Extracted data:
::::::::::

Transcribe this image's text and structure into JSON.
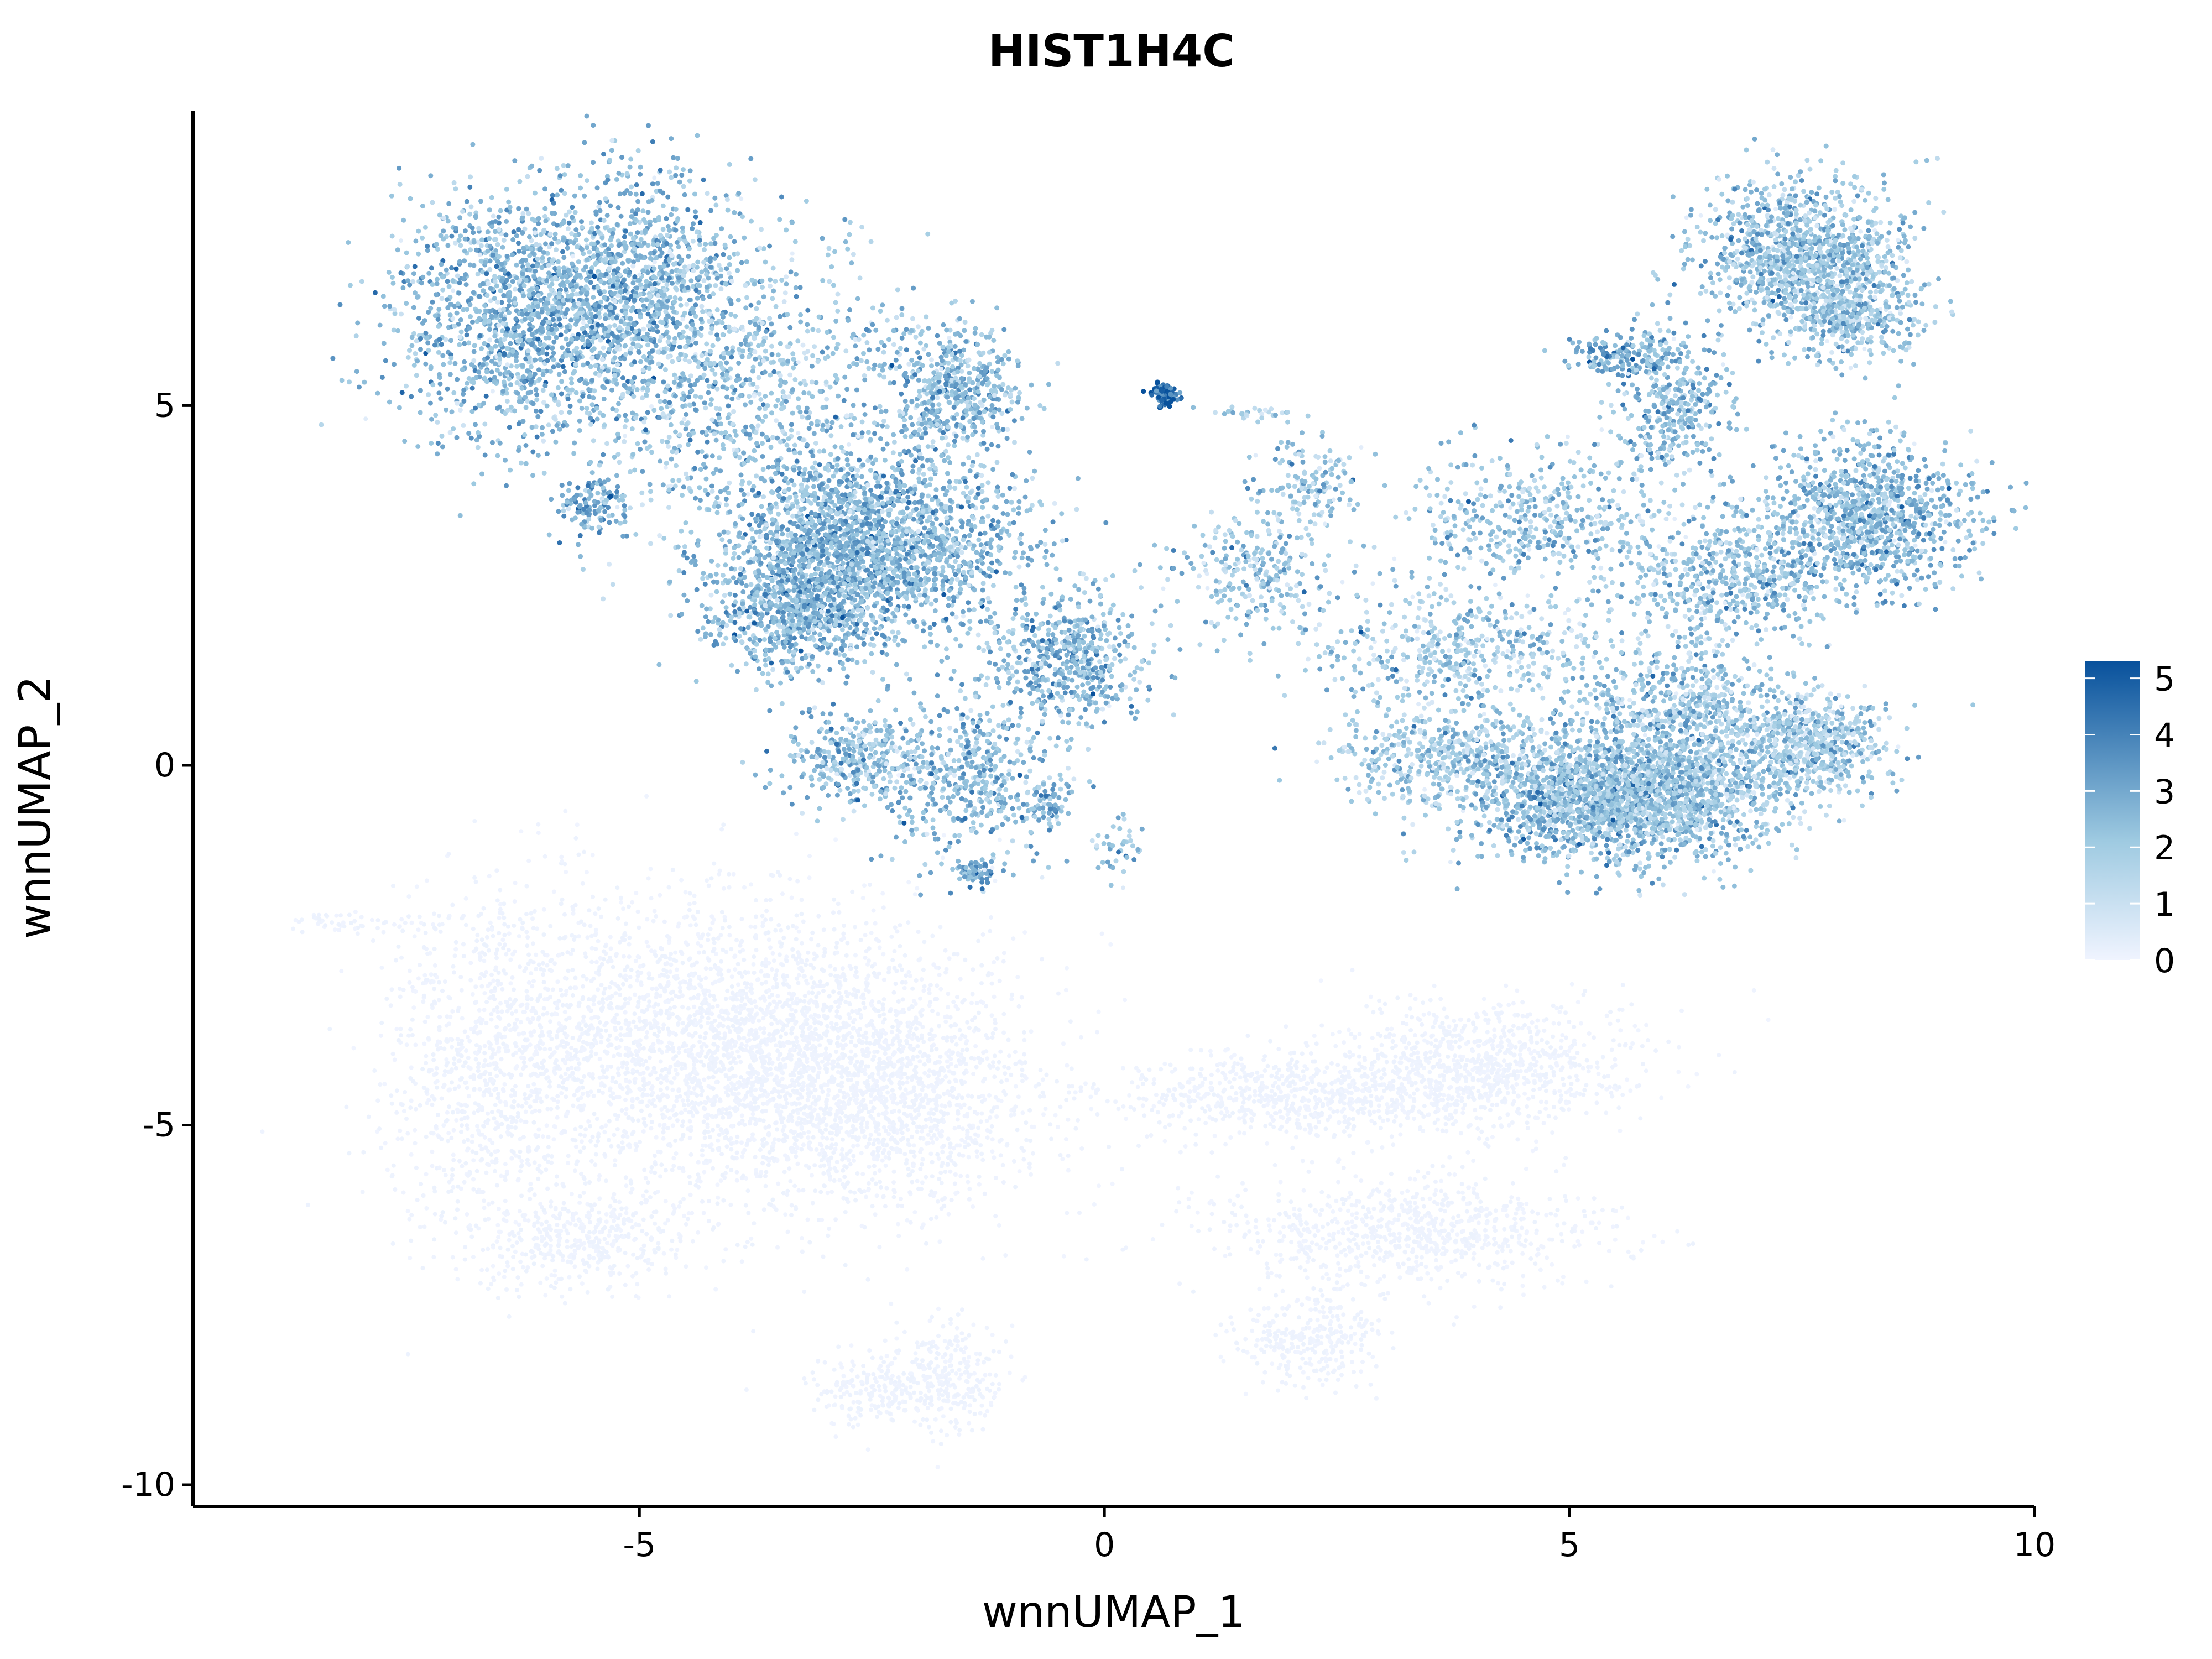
{
  "chart_data": {
    "type": "scatter",
    "title": "HIST1H4C",
    "xlabel": "wnnUMAP_1",
    "ylabel": "wnnUMAP_2",
    "xlim": [
      -9.8,
      10
    ],
    "ylim": [
      -10.3,
      9.1
    ],
    "xticks": [
      -5,
      0,
      5,
      10
    ],
    "xtick_labels": [
      "-5",
      "0",
      "5",
      "10"
    ],
    "yticks": [
      -10,
      -5,
      0,
      5
    ],
    "ytick_labels": [
      "-10",
      "-5",
      "0",
      "5"
    ],
    "grid": false,
    "legend": {
      "placement": "right",
      "type": "colorbar",
      "ticks": [
        0,
        1,
        2,
        3,
        4,
        5
      ],
      "tick_labels": [
        "0",
        "1",
        "2",
        "3",
        "4",
        "5"
      ],
      "min": 0,
      "max": 5.3
    },
    "colors": {
      "low": "#f0f4ff",
      "mid": "#9ecae1",
      "high": "#08519c"
    },
    "clusters": [
      {
        "cx": -6.2,
        "cy": 6.3,
        "sx": 0.75,
        "sy": 0.85,
        "n": 1500,
        "expr": 2.6
      },
      {
        "cx": -4.9,
        "cy": 6.6,
        "sx": 0.55,
        "sy": 0.8,
        "n": 900,
        "expr": 2.5
      },
      {
        "cx": -4.4,
        "cy": 4.8,
        "sx": 0.7,
        "sy": 0.9,
        "n": 350,
        "expr": 2.2
      },
      {
        "cx": -5.5,
        "cy": 3.6,
        "sx": 0.18,
        "sy": 0.2,
        "n": 120,
        "expr": 3.0
      },
      {
        "cx": -3.4,
        "cy": 5.4,
        "sx": 0.8,
        "sy": 0.9,
        "n": 500,
        "expr": 2.1
      },
      {
        "cx": -2.7,
        "cy": 3.1,
        "sx": 0.6,
        "sy": 0.65,
        "n": 1600,
        "expr": 2.7
      },
      {
        "cx": -3.4,
        "cy": 2.2,
        "sx": 0.45,
        "sy": 0.5,
        "n": 700,
        "expr": 2.6
      },
      {
        "cx": -1.6,
        "cy": 5.2,
        "sx": 0.35,
        "sy": 0.45,
        "n": 500,
        "expr": 2.4
      },
      {
        "cx": -1.7,
        "cy": 3.0,
        "sx": 0.5,
        "sy": 0.6,
        "n": 450,
        "expr": 2.4
      },
      {
        "cx": -2.7,
        "cy": 0.1,
        "sx": 0.35,
        "sy": 0.3,
        "n": 300,
        "expr": 2.4
      },
      {
        "cx": -1.5,
        "cy": -0.2,
        "sx": 0.5,
        "sy": 0.55,
        "n": 500,
        "expr": 2.4
      },
      {
        "cx": -1.4,
        "cy": -1.5,
        "sx": 0.1,
        "sy": 0.1,
        "n": 60,
        "expr": 3.0
      },
      {
        "cx": -0.4,
        "cy": 1.5,
        "sx": 0.45,
        "sy": 0.45,
        "n": 550,
        "expr": 2.5
      },
      {
        "cx": -0.6,
        "cy": -0.5,
        "sx": 0.12,
        "sy": 0.15,
        "n": 60,
        "expr": 2.6
      },
      {
        "cx": 0.15,
        "cy": -1.1,
        "sx": 0.15,
        "sy": 0.2,
        "n": 40,
        "expr": 2.4
      },
      {
        "cx": 0.65,
        "cy": 5.15,
        "sx": 0.08,
        "sy": 0.08,
        "n": 80,
        "expr": 4.6
      },
      {
        "cx": 1.5,
        "cy": 4.9,
        "sx": 0.25,
        "sy": 0.05,
        "n": 30,
        "expr": 1.6
      },
      {
        "cx": 1.6,
        "cy": 2.7,
        "sx": 0.4,
        "sy": 0.4,
        "n": 250,
        "expr": 2.1
      },
      {
        "cx": 2.2,
        "cy": 3.9,
        "sx": 0.3,
        "sy": 0.3,
        "n": 150,
        "expr": 2.1
      },
      {
        "cx": 7.5,
        "cy": 7.1,
        "sx": 0.55,
        "sy": 0.5,
        "n": 1100,
        "expr": 2.2
      },
      {
        "cx": 8.0,
        "cy": 6.3,
        "sx": 0.4,
        "sy": 0.35,
        "n": 400,
        "expr": 2.1
      },
      {
        "cx": 5.6,
        "cy": 5.7,
        "sx": 0.3,
        "sy": 0.15,
        "n": 150,
        "expr": 2.8
      },
      {
        "cx": 6.1,
        "cy": 5.0,
        "sx": 0.3,
        "sy": 0.5,
        "n": 350,
        "expr": 2.5
      },
      {
        "cx": 8.2,
        "cy": 3.5,
        "sx": 0.6,
        "sy": 0.55,
        "n": 1000,
        "expr": 2.4
      },
      {
        "cx": 6.8,
        "cy": 2.6,
        "sx": 0.65,
        "sy": 0.45,
        "n": 600,
        "expr": 2.2
      },
      {
        "cx": 4.6,
        "cy": 3.4,
        "sx": 0.7,
        "sy": 0.5,
        "n": 450,
        "expr": 2.1
      },
      {
        "cx": 3.8,
        "cy": 1.6,
        "sx": 0.85,
        "sy": 0.45,
        "n": 500,
        "expr": 2.0
      },
      {
        "cx": 5.2,
        "cy": -0.4,
        "sx": 0.65,
        "sy": 0.45,
        "n": 1400,
        "expr": 2.4
      },
      {
        "cx": 6.2,
        "cy": -0.3,
        "sx": 0.6,
        "sy": 0.5,
        "n": 1000,
        "expr": 2.2
      },
      {
        "cx": 3.6,
        "cy": 0.1,
        "sx": 0.6,
        "sy": 0.35,
        "n": 450,
        "expr": 2.0
      },
      {
        "cx": 6.2,
        "cy": 0.9,
        "sx": 0.55,
        "sy": 0.4,
        "n": 450,
        "expr": 2.1
      },
      {
        "cx": 7.6,
        "cy": 0.3,
        "sx": 0.4,
        "sy": 0.35,
        "n": 650,
        "expr": 1.9
      },
      {
        "cx": -4.2,
        "cy": -3.8,
        "sx": 1.3,
        "sy": 1.05,
        "n": 2600,
        "expr": 0.02
      },
      {
        "cx": -2.5,
        "cy": -4.6,
        "sx": 0.9,
        "sy": 0.8,
        "n": 1500,
        "expr": 0.02
      },
      {
        "cx": -6.6,
        "cy": -4.2,
        "sx": 0.55,
        "sy": 1.2,
        "n": 800,
        "expr": 0.02
      },
      {
        "cx": -5.6,
        "cy": -6.6,
        "sx": 0.6,
        "sy": 0.35,
        "n": 400,
        "expr": 0.02
      },
      {
        "cx": -2.5,
        "cy": -8.7,
        "sx": 0.4,
        "sy": 0.25,
        "n": 200,
        "expr": 0.02
      },
      {
        "cx": -1.7,
        "cy": -8.5,
        "sx": 0.3,
        "sy": 0.4,
        "n": 250,
        "expr": 0.02
      },
      {
        "cx": 4.0,
        "cy": -4.2,
        "sx": 0.8,
        "sy": 0.45,
        "n": 900,
        "expr": 0.02
      },
      {
        "cx": 2.0,
        "cy": -4.6,
        "sx": 1.1,
        "sy": 0.3,
        "n": 700,
        "expr": 0.02
      },
      {
        "cx": 3.2,
        "cy": -6.5,
        "sx": 1.1,
        "sy": 0.4,
        "n": 800,
        "expr": 0.02
      },
      {
        "cx": 2.2,
        "cy": -8.0,
        "sx": 0.4,
        "sy": 0.3,
        "n": 300,
        "expr": 0.02
      },
      {
        "cx": -8.0,
        "cy": -2.2,
        "sx": 0.4,
        "sy": 0.08,
        "n": 60,
        "expr": 0.02
      }
    ]
  }
}
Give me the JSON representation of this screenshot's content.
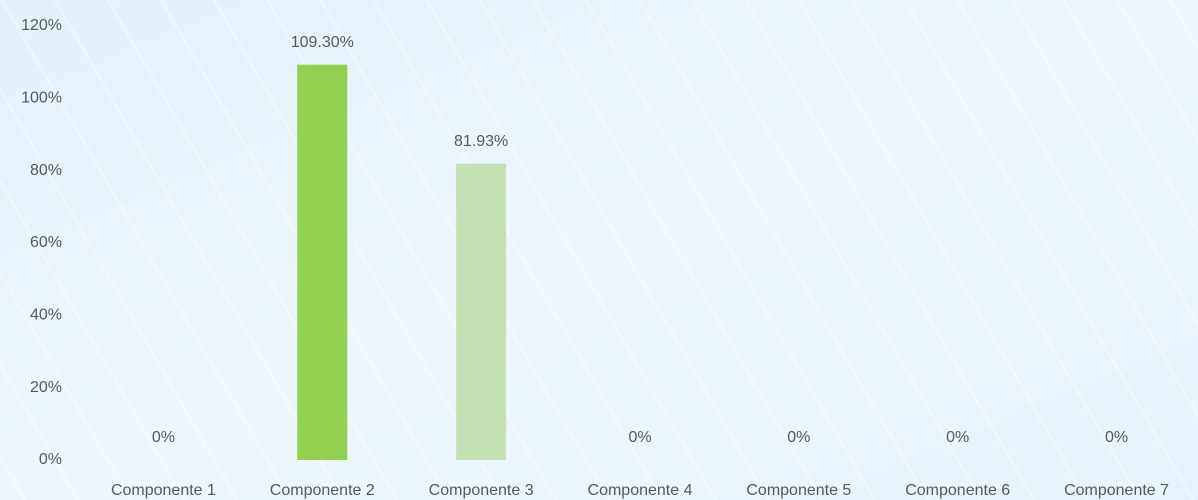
{
  "chart_data": {
    "type": "bar",
    "categories": [
      "Componente 1",
      "Componente 2",
      "Componente 3",
      "Componente 4",
      "Componente 5",
      "Componente 6",
      "Componente 7"
    ],
    "values": [
      0,
      109.3,
      81.93,
      0,
      0,
      0,
      0
    ],
    "value_labels": [
      "0%",
      "109.30%",
      "81.93%",
      "0%",
      "0%",
      "0%",
      "0%"
    ],
    "colors": [
      "#92d050",
      "#92d050",
      "#c5e0b4",
      "#92d050",
      "#92d050",
      "#92d050",
      "#92d050"
    ],
    "ylim": [
      0,
      120
    ],
    "yticks": [
      {
        "value": 0,
        "label": "0%"
      },
      {
        "value": 20,
        "label": "20%"
      },
      {
        "value": 40,
        "label": "40%"
      },
      {
        "value": 60,
        "label": "60%"
      },
      {
        "value": 80,
        "label": "80%"
      },
      {
        "value": 100,
        "label": "100%"
      },
      {
        "value": 120,
        "label": "120%"
      }
    ],
    "grid": false
  }
}
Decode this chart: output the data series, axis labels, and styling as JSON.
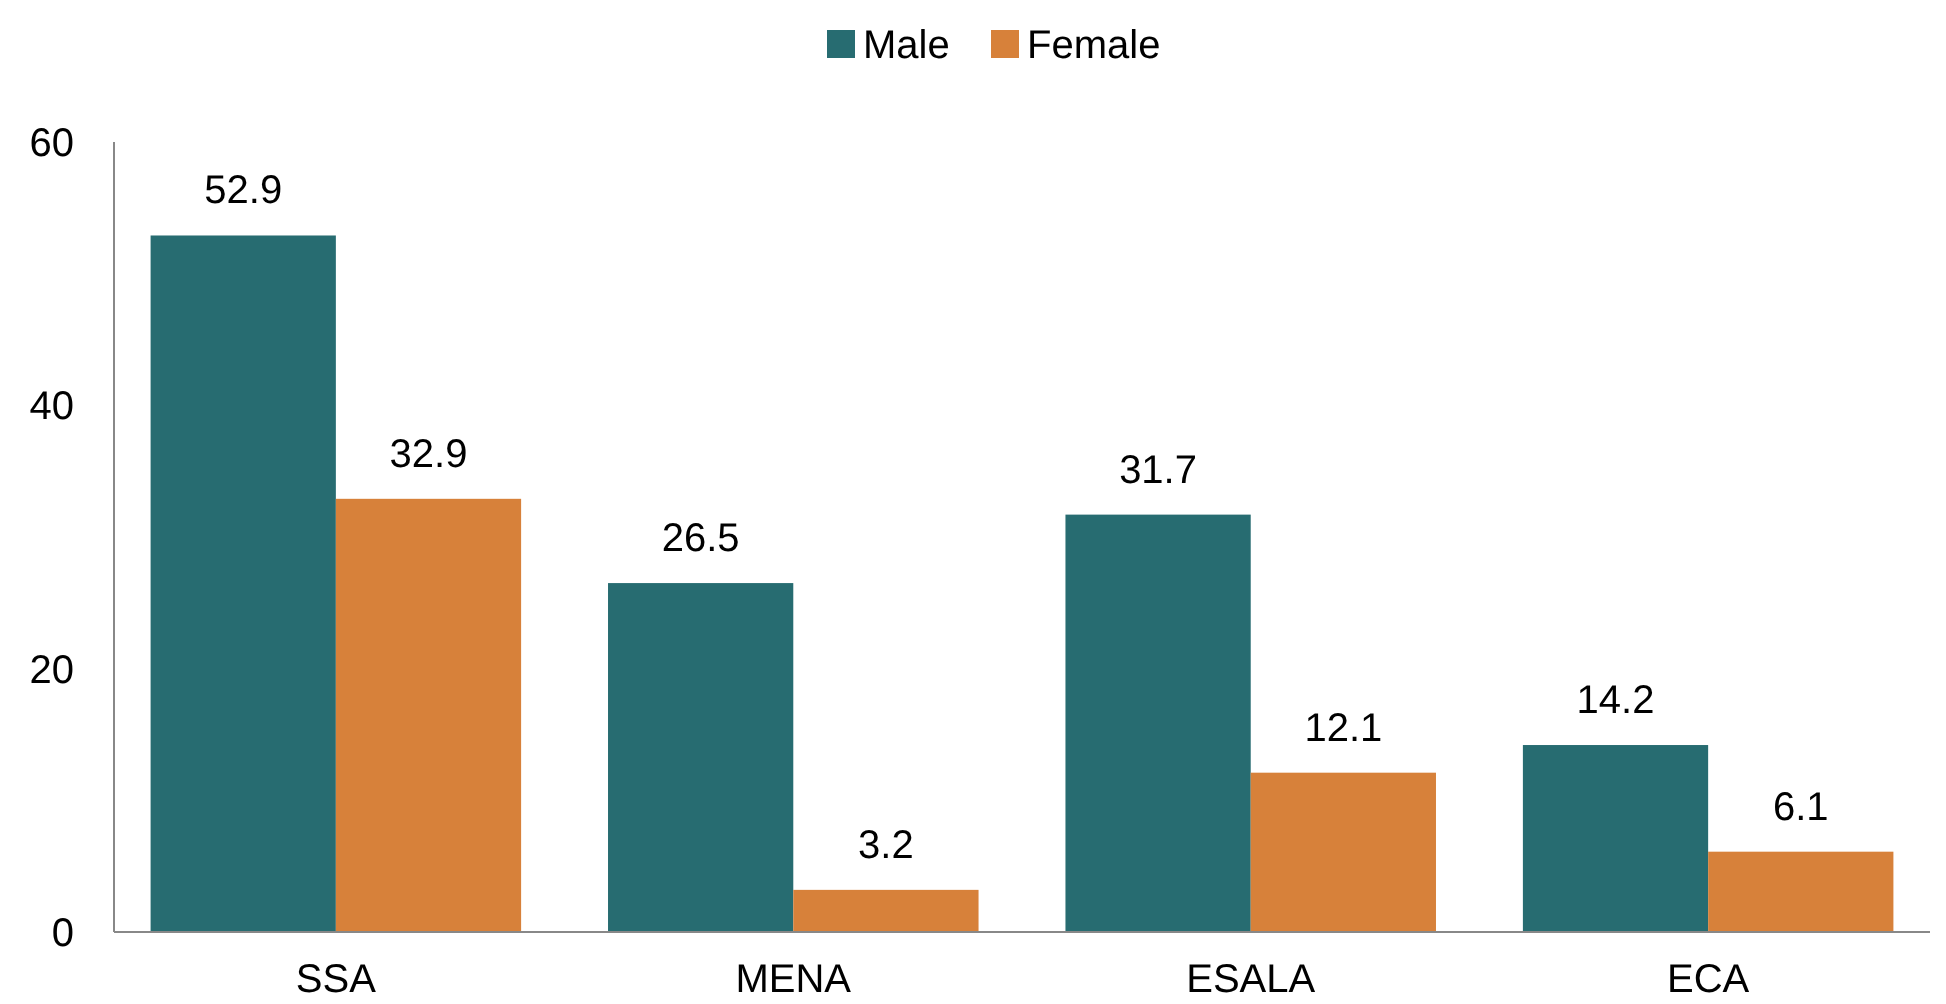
{
  "chart_data": {
    "type": "bar",
    "categories": [
      "SSA",
      "MENA",
      "ESALA",
      "ECA"
    ],
    "series": [
      {
        "name": "Male",
        "color": "#276c71",
        "values": [
          52.9,
          26.5,
          31.7,
          14.2
        ]
      },
      {
        "name": "Female",
        "color": "#d7813a",
        "values": [
          32.9,
          3.2,
          12.1,
          6.1
        ]
      }
    ],
    "ylim": [
      0,
      60
    ],
    "yticks": [
      0,
      20,
      40,
      60
    ],
    "grid": false,
    "legend": "top",
    "data_labels": true
  }
}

::::::::::

Exercise: Pull every line containing "type" from the data.

Written solution:
    "type": "scatter",
      "type": "colorbar",
    "type": "bar",
    "type": "bar",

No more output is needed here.